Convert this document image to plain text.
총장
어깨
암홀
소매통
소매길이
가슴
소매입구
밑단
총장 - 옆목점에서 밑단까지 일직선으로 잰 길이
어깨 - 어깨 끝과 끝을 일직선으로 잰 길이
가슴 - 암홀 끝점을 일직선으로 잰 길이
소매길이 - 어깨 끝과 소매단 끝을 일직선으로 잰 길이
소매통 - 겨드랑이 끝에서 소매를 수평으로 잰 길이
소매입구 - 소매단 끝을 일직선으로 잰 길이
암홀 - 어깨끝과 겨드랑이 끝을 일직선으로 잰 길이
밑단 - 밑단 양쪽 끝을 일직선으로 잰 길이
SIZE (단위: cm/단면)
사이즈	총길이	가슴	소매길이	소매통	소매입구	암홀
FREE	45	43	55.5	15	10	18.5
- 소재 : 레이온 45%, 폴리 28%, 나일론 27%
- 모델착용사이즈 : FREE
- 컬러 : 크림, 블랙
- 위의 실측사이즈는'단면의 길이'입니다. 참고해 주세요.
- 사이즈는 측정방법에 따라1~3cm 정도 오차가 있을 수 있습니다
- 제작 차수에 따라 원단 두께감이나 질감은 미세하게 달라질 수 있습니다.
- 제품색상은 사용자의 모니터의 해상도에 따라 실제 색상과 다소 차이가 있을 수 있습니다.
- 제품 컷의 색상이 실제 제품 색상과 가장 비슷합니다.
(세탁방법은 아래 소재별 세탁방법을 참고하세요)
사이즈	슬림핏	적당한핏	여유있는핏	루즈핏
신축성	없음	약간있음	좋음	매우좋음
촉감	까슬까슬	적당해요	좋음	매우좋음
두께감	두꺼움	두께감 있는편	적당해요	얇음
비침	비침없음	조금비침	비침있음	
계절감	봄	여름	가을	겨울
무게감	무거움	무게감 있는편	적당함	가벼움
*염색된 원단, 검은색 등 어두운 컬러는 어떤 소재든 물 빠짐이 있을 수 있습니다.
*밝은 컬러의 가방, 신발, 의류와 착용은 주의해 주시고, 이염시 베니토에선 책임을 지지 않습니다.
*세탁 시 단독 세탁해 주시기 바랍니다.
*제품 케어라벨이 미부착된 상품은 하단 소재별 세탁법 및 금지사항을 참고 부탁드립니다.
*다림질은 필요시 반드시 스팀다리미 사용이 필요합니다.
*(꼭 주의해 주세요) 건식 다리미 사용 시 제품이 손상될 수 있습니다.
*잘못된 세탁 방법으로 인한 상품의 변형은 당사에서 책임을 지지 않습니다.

▶ _Given instruction_
Say how many lines of the data include the word "매우좋음". Respond with the number alone.

▶ _Correct output_
2